● Goal:
Copy every line of the entries that includes the word "Regular".

:: Extracted entries

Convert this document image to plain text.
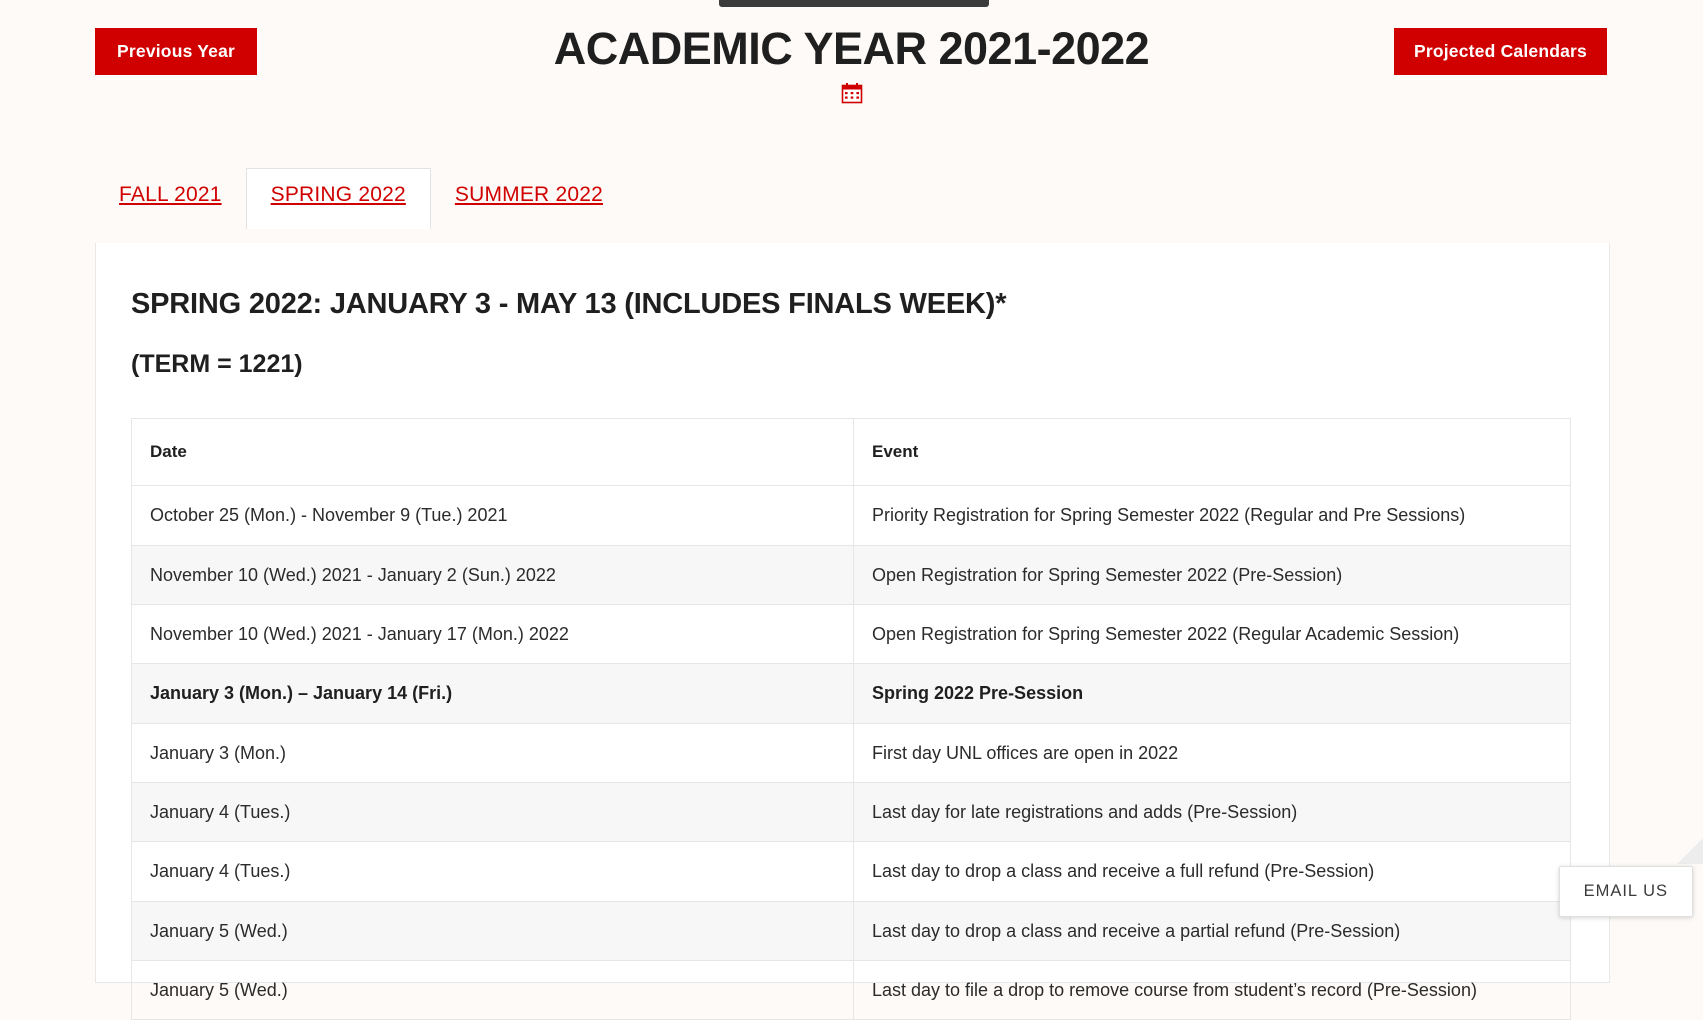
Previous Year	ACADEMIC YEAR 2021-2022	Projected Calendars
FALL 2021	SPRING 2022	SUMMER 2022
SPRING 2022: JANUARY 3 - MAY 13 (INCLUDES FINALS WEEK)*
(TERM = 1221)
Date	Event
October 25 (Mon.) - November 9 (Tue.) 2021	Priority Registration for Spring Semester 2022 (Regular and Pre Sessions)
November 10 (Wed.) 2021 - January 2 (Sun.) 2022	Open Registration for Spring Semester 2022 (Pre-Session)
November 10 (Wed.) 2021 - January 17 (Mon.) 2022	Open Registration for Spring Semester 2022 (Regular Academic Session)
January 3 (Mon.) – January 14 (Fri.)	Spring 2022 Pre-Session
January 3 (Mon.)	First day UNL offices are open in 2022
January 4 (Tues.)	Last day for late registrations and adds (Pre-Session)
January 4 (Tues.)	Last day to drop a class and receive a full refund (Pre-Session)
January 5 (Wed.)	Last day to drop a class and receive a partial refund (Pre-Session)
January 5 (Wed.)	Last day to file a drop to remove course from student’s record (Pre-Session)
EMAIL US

::::

● Reply to the task:
October 25 (Mon.) - November 9 (Tue.) 2021	Priority Registration for Spring Semester 2022 (Regular and Pre Sessions)
November 10 (Wed.) 2021 - January 17 (Mon.) 2022	Open Registration for Spring Semester 2022 (Regular Academic Session)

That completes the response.